■ **PROBLEM DETAILS**:
Print the data exactly, leaving nothing out.
════════════════
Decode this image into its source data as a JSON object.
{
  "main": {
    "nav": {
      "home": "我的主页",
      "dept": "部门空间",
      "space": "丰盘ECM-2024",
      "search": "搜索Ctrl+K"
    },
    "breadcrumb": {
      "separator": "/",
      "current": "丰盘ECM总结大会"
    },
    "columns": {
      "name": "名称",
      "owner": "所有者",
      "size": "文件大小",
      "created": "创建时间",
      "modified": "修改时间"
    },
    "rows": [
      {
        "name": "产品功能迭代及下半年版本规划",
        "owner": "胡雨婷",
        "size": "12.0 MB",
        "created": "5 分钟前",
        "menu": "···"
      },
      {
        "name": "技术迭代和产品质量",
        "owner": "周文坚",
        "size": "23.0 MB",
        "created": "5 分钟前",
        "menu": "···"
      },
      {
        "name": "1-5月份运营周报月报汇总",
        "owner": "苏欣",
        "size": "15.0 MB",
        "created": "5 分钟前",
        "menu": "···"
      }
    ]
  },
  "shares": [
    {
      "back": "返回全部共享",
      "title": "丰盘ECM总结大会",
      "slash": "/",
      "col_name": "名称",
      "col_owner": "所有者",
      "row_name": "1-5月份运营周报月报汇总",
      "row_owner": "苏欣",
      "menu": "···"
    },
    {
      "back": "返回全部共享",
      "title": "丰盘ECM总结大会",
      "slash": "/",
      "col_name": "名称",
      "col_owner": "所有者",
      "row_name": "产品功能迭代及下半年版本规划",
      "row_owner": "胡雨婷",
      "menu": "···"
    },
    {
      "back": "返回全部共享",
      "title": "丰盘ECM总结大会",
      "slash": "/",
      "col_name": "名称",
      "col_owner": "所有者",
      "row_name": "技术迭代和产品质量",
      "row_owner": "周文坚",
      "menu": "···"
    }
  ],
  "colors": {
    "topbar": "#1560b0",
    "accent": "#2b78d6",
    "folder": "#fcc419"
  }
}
════════════════
■ **TASK SOLUTION**:
Decode this image into its source data as a JSON object.
{
  "main": {
    "nav": {
      "home": "我的主页",
      "dept": "部门空间",
      "space": "丰盘ECM-2024",
      "search": "搜索Ctrl+K"
    },
    "breadcrumb": {
      "separator": "/",
      "current": "丰盘ECM总结大会"
    },
    "columns": {
      "name": "名称",
      "owner": "所有者",
      "size": "文件大小",
      "created": "创建时间",
      "modified": "修改时间"
    },
    "rows": [
      {
        "name": "产品功能迭代及下半年版本规划",
        "owner": "胡雨婷",
        "size": "12.0 MB",
        "created": "5 分钟前",
        "menu": "···"
      },
      {
        "name": "技术迭代和产品质量",
        "owner": "周文坚",
        "size": "23.0 MB",
        "created": "5 分钟前",
        "menu": "···"
      },
      {
        "name": "1-5月份运营周报月报汇总",
        "owner": "苏欣",
        "size": "15.0 MB",
        "created": "5 分钟前",
        "menu": "···"
      }
    ]
  },
  "shares": [
    {
      "back": "返回全部共享",
      "title": "丰盘ECM总结大会",
      "slash": "/",
      "col_name": "名称",
      "col_owner": "所有者",
      "row_name": "1-5月份运营周报月报汇总",
      "row_owner": "苏欣",
      "menu": "···"
    },
    {
      "back": "返回全部共享",
      "title": "丰盘ECM总结大会",
      "slash": "/",
      "col_name": "名称",
      "col_owner": "所有者",
      "row_name": "产品功能迭代及下半年版本规划",
      "row_owner": "胡雨婷",
      "menu": "···"
    },
    {
      "back": "返回全部共享",
      "title": "丰盘ECM总结大会",
      "slash": "/",
      "col_name": "名称",
      "col_owner": "所有者",
      "row_name": "技术迭代和产品质量",
      "row_owner": "周文坚",
      "menu": "···"
    }
  ],
  "colors": {
    "topbar": "#1560b0",
    "accent": "#2b78d6",
    "folder": "#fcc419"
  }
}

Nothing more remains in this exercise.